* [Given task]: Look through the material below for "name". Copy every line that contains it.

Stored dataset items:

=-=-=-=-=

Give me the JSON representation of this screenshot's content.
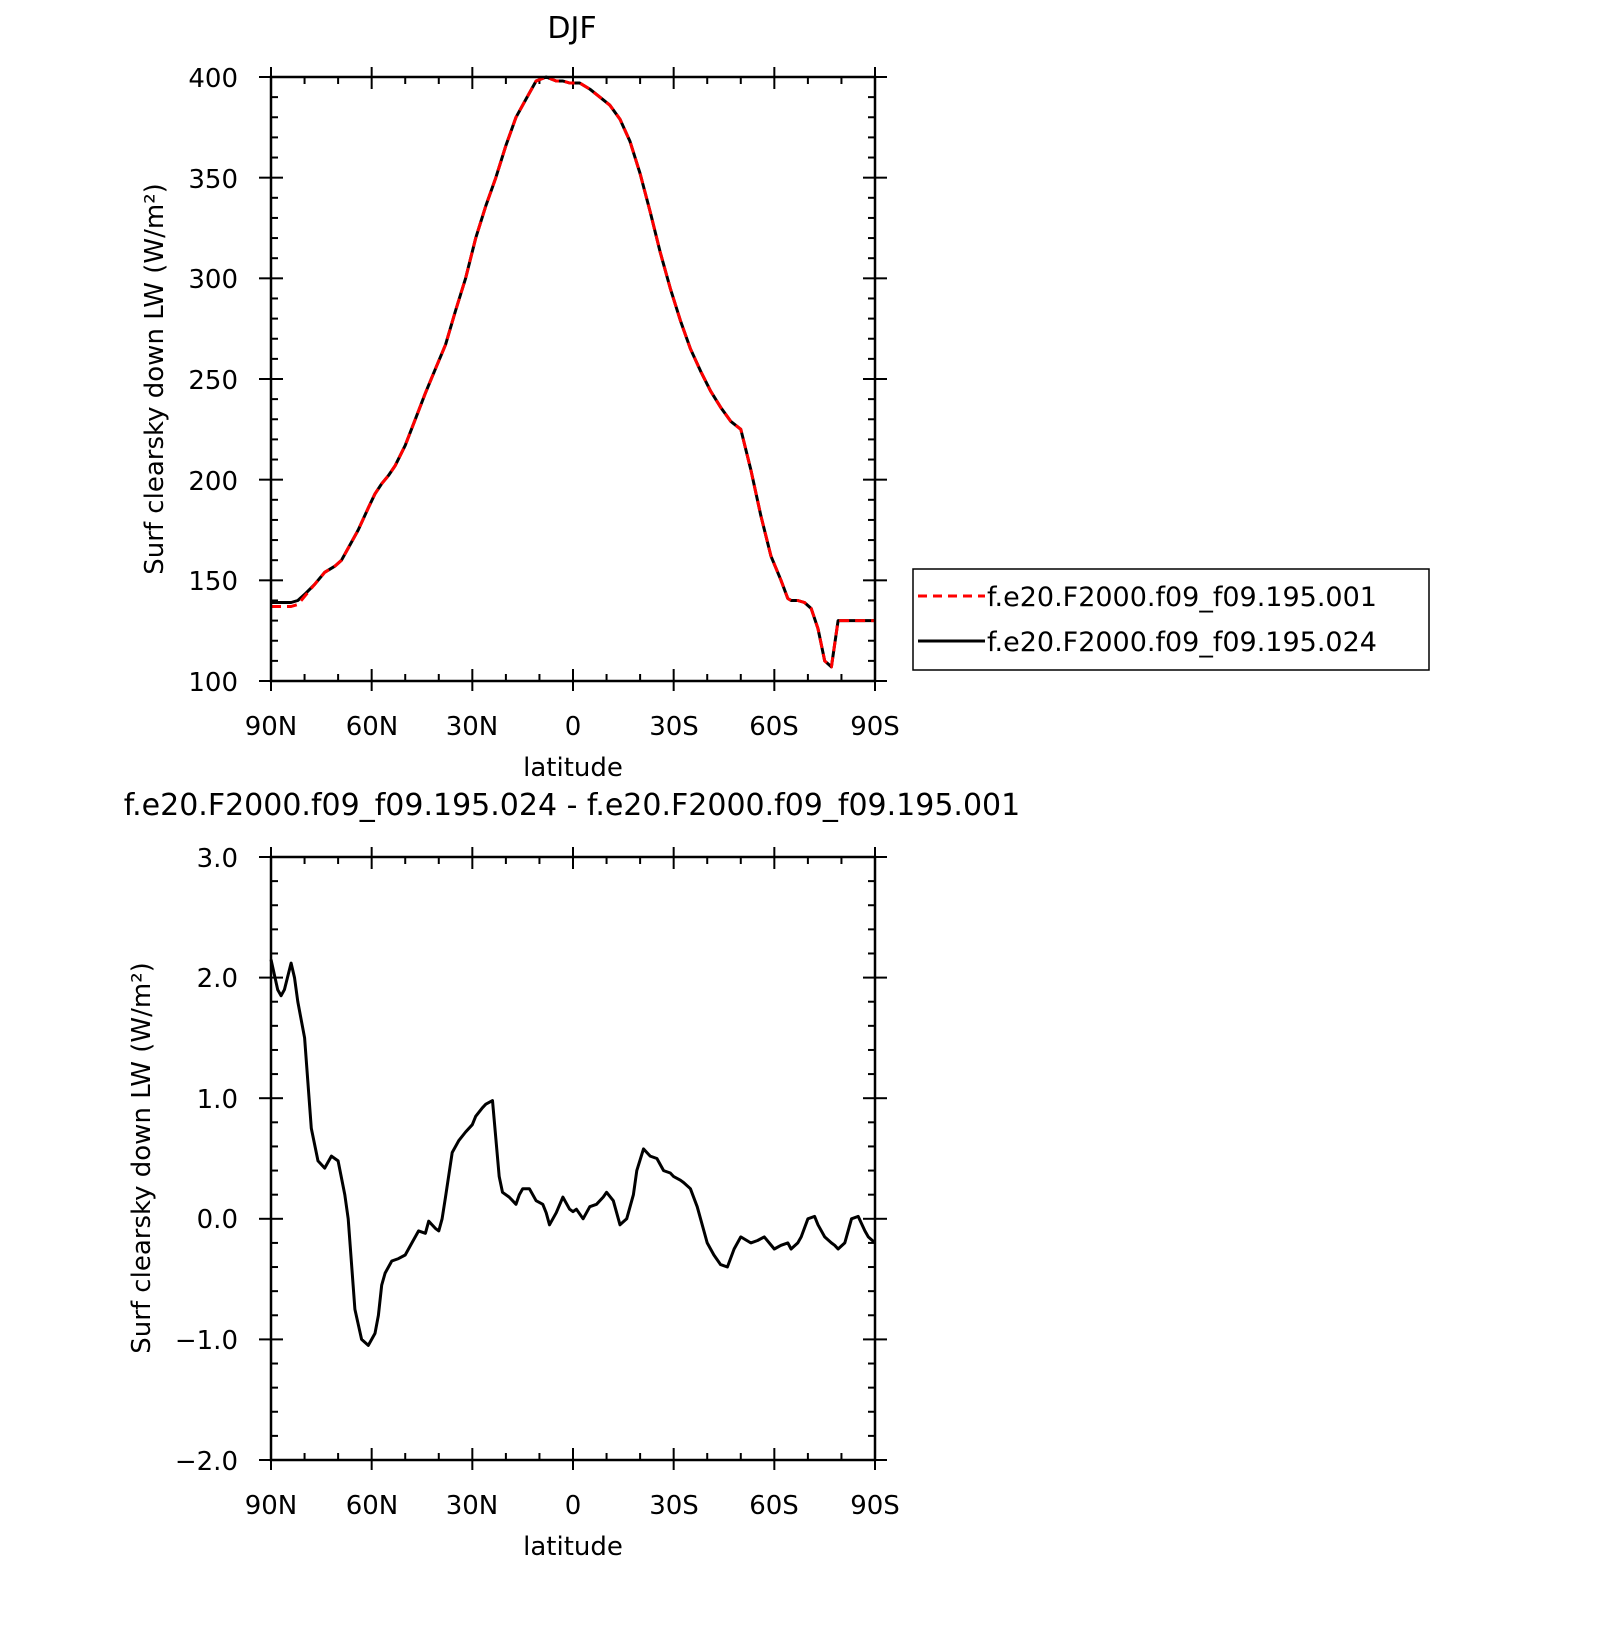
{
  "chart_data": [
    {
      "type": "line",
      "title": "DJF",
      "xlabel": "latitude",
      "ylabel": "Surf clearsky down LW (W/m²)",
      "ylim": [
        100,
        400
      ],
      "yticks": [
        "100",
        "150",
        "200",
        "250",
        "300",
        "350",
        "400"
      ],
      "xlim": [
        90,
        -90
      ],
      "xticks": [
        "90N",
        "60N",
        "30N",
        "0",
        "30S",
        "60S",
        "90S"
      ],
      "legend_position": "right",
      "series": [
        {
          "name": "f.e20.F2000.f09_f09.195.001",
          "color": "#ff0000",
          "dashed": true,
          "x": [
            90,
            87,
            84,
            82,
            80,
            77,
            74,
            71,
            69,
            67,
            64,
            61,
            59,
            57,
            55,
            53,
            50,
            47,
            44,
            41,
            38,
            35,
            32,
            29,
            26,
            23,
            20,
            17,
            14,
            11,
            8,
            5,
            3,
            1,
            -2,
            -5,
            -8,
            -11,
            -14,
            -17,
            -20,
            -23,
            -26,
            -29,
            -32,
            -35,
            -38,
            -41,
            -44,
            -47,
            -50,
            -53,
            -56,
            -59,
            -62,
            -64,
            -65,
            -67,
            -69,
            -71,
            -73,
            -75,
            -77,
            -79,
            -81,
            -83,
            -84,
            -86,
            -88,
            -90
          ],
          "y": [
            137,
            137,
            137,
            138,
            142,
            148,
            154,
            157,
            160,
            166,
            175,
            186,
            193,
            198,
            202,
            207,
            217,
            230,
            243,
            255,
            267,
            284,
            300,
            320,
            336,
            350,
            366,
            380,
            389,
            398,
            400,
            398,
            398,
            397,
            397,
            394,
            390,
            386,
            379,
            368,
            352,
            333,
            313,
            295,
            279,
            265,
            254,
            244,
            236,
            229,
            225,
            205,
            182,
            162,
            150,
            141,
            140,
            140,
            139,
            136,
            126,
            110,
            107,
            130,
            130,
            130,
            130,
            130,
            130,
            130
          ]
        },
        {
          "name": "f.e20.F2000.f09_f09.195.024",
          "color": "#000000",
          "dashed": false,
          "x": [
            90,
            87,
            84,
            82,
            80,
            77,
            74,
            71,
            69,
            67,
            64,
            61,
            59,
            57,
            55,
            53,
            50,
            47,
            44,
            41,
            38,
            35,
            32,
            29,
            26,
            23,
            20,
            17,
            14,
            11,
            8,
            5,
            3,
            1,
            -2,
            -5,
            -8,
            -11,
            -14,
            -17,
            -20,
            -23,
            -26,
            -29,
            -32,
            -35,
            -38,
            -41,
            -44,
            -47,
            -50,
            -53,
            -56,
            -59,
            -62,
            -64,
            -65,
            -67,
            -69,
            -71,
            -73,
            -75,
            -77,
            -79,
            -81,
            -83,
            -84,
            -86,
            -88,
            -90
          ],
          "y": [
            139,
            139,
            139,
            140,
            143,
            148,
            154,
            157,
            160,
            166,
            175,
            186,
            193,
            198,
            202,
            207,
            217,
            230,
            243,
            255,
            267,
            284,
            300,
            320,
            336,
            350,
            366,
            380,
            389,
            398,
            400,
            398,
            398,
            397,
            397,
            394,
            390,
            386,
            379,
            368,
            352,
            333,
            313,
            295,
            279,
            265,
            254,
            244,
            236,
            229,
            225,
            205,
            182,
            162,
            150,
            141,
            140,
            140,
            139,
            136,
            126,
            110,
            107,
            130,
            130,
            130,
            130,
            130,
            130,
            130
          ]
        }
      ]
    },
    {
      "type": "line",
      "title": "f.e20.F2000.f09_f09.195.024 - f.e20.F2000.f09_f09.195.001",
      "xlabel": "latitude",
      "ylabel": "Surf clearsky down LW (W/m²)",
      "ylim": [
        -2.0,
        3.0
      ],
      "yticks": [
        "−2.0",
        "−1.0",
        "0.0",
        "1.0",
        "2.0",
        "3.0"
      ],
      "xlim": [
        90,
        -90
      ],
      "xticks": [
        "90N",
        "60N",
        "30N",
        "0",
        "30S",
        "60S",
        "90S"
      ],
      "series": [
        {
          "color": "#000000",
          "x": [
            90,
            88,
            87,
            86,
            84,
            83,
            82,
            80,
            78,
            76,
            74,
            72,
            70,
            68,
            67,
            65,
            63,
            61,
            59,
            58,
            57,
            56,
            54,
            52,
            50,
            48,
            46,
            44,
            43,
            41,
            40,
            39,
            38,
            36,
            34,
            32,
            30,
            29,
            27,
            26,
            24,
            22,
            21,
            19,
            18,
            17,
            16,
            15,
            13,
            11,
            9,
            8,
            7,
            5,
            3,
            1,
            0,
            -1,
            -3,
            -5,
            -7,
            -9,
            -10,
            -12,
            -14,
            -16,
            -18,
            -19,
            -21,
            -23,
            -25,
            -27,
            -29,
            -30,
            -32,
            -33,
            -35,
            -37,
            -39,
            -40,
            -42,
            -44,
            -46,
            -48,
            -50,
            -53,
            -55,
            -57,
            -60,
            -62,
            -64,
            -65,
            -67,
            -68,
            -70,
            -72,
            -73,
            -75,
            -77,
            -78,
            -79,
            -81,
            -83,
            -85,
            -87,
            -88,
            -90
          ],
          "y": [
            2.15,
            1.9,
            1.85,
            1.9,
            2.12,
            2.0,
            1.8,
            1.5,
            0.75,
            0.48,
            0.42,
            0.52,
            0.48,
            0.2,
            0.0,
            -0.75,
            -1.0,
            -1.05,
            -0.95,
            -0.8,
            -0.55,
            -0.45,
            -0.35,
            -0.33,
            -0.3,
            -0.2,
            -0.1,
            -0.12,
            -0.02,
            -0.08,
            -0.1,
            0.0,
            0.18,
            0.55,
            0.65,
            0.72,
            0.78,
            0.85,
            0.92,
            0.95,
            0.98,
            0.35,
            0.22,
            0.18,
            0.15,
            0.12,
            0.2,
            0.25,
            0.25,
            0.15,
            0.12,
            0.05,
            -0.05,
            0.05,
            0.18,
            0.08,
            0.06,
            0.08,
            0.0,
            0.1,
            0.12,
            0.18,
            0.22,
            0.15,
            -0.05,
            0.0,
            0.2,
            0.4,
            0.58,
            0.52,
            0.5,
            0.4,
            0.38,
            0.35,
            0.32,
            0.3,
            0.25,
            0.1,
            -0.1,
            -0.2,
            -0.3,
            -0.38,
            -0.4,
            -0.25,
            -0.15,
            -0.2,
            -0.18,
            -0.15,
            -0.25,
            -0.22,
            -0.2,
            -0.25,
            -0.2,
            -0.15,
            0.0,
            0.02,
            -0.05,
            -0.15,
            -0.2,
            -0.22,
            -0.25,
            -0.2,
            0.0,
            0.02,
            -0.1,
            -0.15,
            -0.2
          ]
        }
      ]
    }
  ]
}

=-=-=-=-=

* [Exercise output]:
          "name": "f.e20.F2000.f09_f09.195.001",
          "name": "f.e20.F2000.f09_f09.195.024",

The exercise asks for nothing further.